## EXERCISE DIRECTIONS
Will you output the entries below exactly, skipping every image they contain?

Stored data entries
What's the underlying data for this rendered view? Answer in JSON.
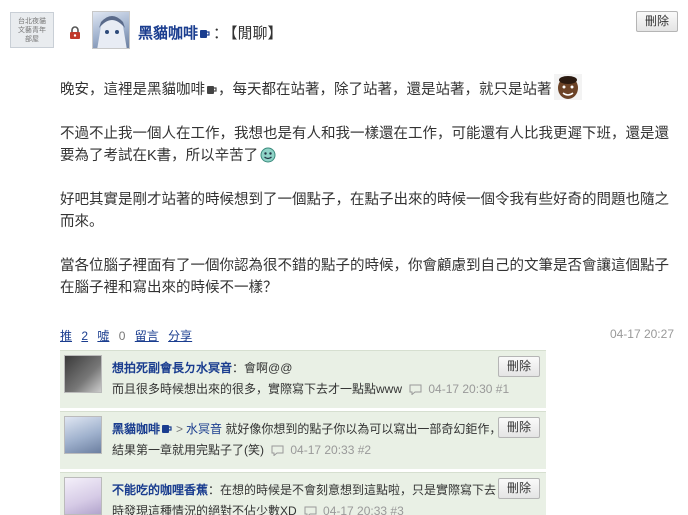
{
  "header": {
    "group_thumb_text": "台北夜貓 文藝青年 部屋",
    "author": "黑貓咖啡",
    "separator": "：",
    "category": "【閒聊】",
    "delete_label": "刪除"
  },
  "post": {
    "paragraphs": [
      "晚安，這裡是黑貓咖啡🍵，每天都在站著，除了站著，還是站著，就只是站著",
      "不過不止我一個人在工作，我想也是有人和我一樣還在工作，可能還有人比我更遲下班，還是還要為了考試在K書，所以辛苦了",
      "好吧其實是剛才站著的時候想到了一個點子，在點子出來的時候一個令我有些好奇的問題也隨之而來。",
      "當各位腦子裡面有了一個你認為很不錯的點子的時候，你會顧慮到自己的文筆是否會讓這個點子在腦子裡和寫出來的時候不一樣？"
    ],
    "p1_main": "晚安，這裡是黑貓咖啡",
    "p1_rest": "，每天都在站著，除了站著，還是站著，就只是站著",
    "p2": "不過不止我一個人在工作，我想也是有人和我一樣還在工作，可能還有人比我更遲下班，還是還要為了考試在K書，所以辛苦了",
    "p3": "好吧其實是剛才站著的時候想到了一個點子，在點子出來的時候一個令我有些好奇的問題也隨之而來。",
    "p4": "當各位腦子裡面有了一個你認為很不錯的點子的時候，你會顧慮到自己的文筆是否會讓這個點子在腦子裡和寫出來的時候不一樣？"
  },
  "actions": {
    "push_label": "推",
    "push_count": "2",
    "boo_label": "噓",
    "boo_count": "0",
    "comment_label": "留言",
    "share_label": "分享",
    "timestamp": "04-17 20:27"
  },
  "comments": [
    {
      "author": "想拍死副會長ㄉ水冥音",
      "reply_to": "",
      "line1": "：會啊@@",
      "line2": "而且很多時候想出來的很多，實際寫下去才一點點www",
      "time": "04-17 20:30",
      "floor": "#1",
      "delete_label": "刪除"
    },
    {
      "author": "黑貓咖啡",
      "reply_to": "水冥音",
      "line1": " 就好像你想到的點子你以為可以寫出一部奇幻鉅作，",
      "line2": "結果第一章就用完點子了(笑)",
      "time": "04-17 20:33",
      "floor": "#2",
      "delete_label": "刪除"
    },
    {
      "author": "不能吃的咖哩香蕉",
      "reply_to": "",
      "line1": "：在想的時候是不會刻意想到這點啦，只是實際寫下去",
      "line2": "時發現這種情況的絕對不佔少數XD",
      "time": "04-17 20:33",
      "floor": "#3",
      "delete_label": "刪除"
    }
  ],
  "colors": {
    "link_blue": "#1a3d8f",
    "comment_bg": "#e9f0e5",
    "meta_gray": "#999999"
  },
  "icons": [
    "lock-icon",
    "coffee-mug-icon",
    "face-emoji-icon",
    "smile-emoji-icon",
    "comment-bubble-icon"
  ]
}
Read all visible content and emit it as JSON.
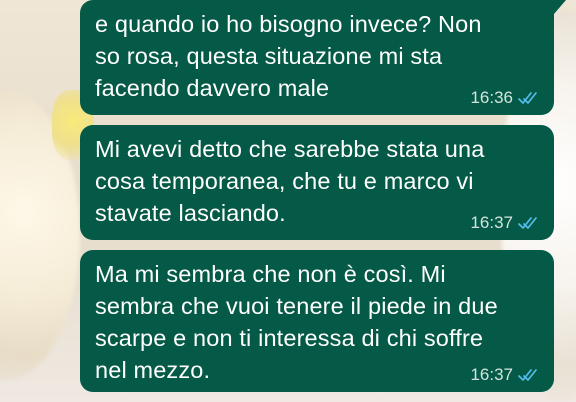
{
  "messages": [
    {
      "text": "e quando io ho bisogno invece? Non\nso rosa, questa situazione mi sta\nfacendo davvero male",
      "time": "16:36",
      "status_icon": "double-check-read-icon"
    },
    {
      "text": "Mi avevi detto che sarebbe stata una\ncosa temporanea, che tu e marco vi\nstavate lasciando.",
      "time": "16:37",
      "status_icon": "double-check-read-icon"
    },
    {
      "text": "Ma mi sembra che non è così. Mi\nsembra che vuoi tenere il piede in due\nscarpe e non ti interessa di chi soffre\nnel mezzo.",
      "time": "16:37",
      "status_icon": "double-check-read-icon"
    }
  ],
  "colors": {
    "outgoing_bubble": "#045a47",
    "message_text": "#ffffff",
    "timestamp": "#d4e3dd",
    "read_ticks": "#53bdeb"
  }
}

## ANSWER TO THE TASK
What's the underlying data for this rendered view? Answer in JSON.
{
  "header": {
    "group_thumb_text": "台北夜貓 文藝青年 部屋",
    "author": "黑貓咖啡",
    "separator": "：",
    "category": "【閒聊】",
    "delete_label": "刪除"
  },
  "post": {
    "paragraphs": [
      "晚安，這裡是黑貓咖啡🍵，每天都在站著，除了站著，還是站著，就只是站著",
      "不過不止我一個人在工作，我想也是有人和我一樣還在工作，可能還有人比我更遲下班，還是還要為了考試在K書，所以辛苦了",
      "好吧其實是剛才站著的時候想到了一個點子，在點子出來的時候一個令我有些好奇的問題也隨之而來。",
      "當各位腦子裡面有了一個你認為很不錯的點子的時候，你會顧慮到自己的文筆是否會讓這個點子在腦子裡和寫出來的時候不一樣？"
    ],
    "p1_main": "晚安，這裡是黑貓咖啡",
    "p1_rest": "，每天都在站著，除了站著，還是站著，就只是站著",
    "p2": "不過不止我一個人在工作，我想也是有人和我一樣還在工作，可能還有人比我更遲下班，還是還要為了考試在K書，所以辛苦了",
    "p3": "好吧其實是剛才站著的時候想到了一個點子，在點子出來的時候一個令我有些好奇的問題也隨之而來。",
    "p4": "當各位腦子裡面有了一個你認為很不錯的點子的時候，你會顧慮到自己的文筆是否會讓這個點子在腦子裡和寫出來的時候不一樣？"
  },
  "actions": {
    "push_label": "推",
    "push_count": "2",
    "boo_label": "噓",
    "boo_count": "0",
    "comment_label": "留言",
    "share_label": "分享",
    "timestamp": "04-17 20:27"
  },
  "comments": [
    {
      "author": "想拍死副會長ㄉ水冥音",
      "reply_to": "",
      "line1": "：會啊@@",
      "line2": "而且很多時候想出來的很多，實際寫下去才一點點www",
      "time": "04-17 20:30",
      "floor": "#1",
      "delete_label": "刪除"
    },
    {
      "author": "黑貓咖啡",
      "reply_to": "水冥音",
      "line1": " 就好像你想到的點子你以為可以寫出一部奇幻鉅作，",
      "line2": "結果第一章就用完點子了(笑)",
      "time": "04-17 20:33",
      "floor": "#2",
      "delete_label": "刪除"
    },
    {
      "author": "不能吃的咖哩香蕉",
      "reply_to": "",
      "line1": "：在想的時候是不會刻意想到這點啦，只是實際寫下去",
      "line2": "時發現這種情況的絕對不佔少數XD",
      "time": "04-17 20:33",
      "floor": "#3",
      "delete_label": "刪除"
    }
  ],
  "colors": {
    "link_blue": "#1a3d8f",
    "comment_bg": "#e9f0e5",
    "meta_gray": "#999999"
  },
  "icons": [
    "lock-icon",
    "coffee-mug-icon",
    "face-emoji-icon",
    "smile-emoji-icon",
    "comment-bubble-icon"
  ]
}
Read all visible content and emit it as JSON.
{
  "messages": [
    {
      "text": "e quando io ho bisogno invece? Non\nso rosa, questa situazione mi sta\nfacendo davvero male",
      "time": "16:36",
      "status_icon": "double-check-read-icon"
    },
    {
      "text": "Mi avevi detto che sarebbe stata una\ncosa temporanea, che tu e marco vi\nstavate lasciando.",
      "time": "16:37",
      "status_icon": "double-check-read-icon"
    },
    {
      "text": "Ma mi sembra che non è così. Mi\nsembra che vuoi tenere il piede in due\nscarpe e non ti interessa di chi soffre\nnel mezzo.",
      "time": "16:37",
      "status_icon": "double-check-read-icon"
    }
  ],
  "colors": {
    "outgoing_bubble": "#045a47",
    "message_text": "#ffffff",
    "timestamp": "#d4e3dd",
    "read_ticks": "#53bdeb"
  }
}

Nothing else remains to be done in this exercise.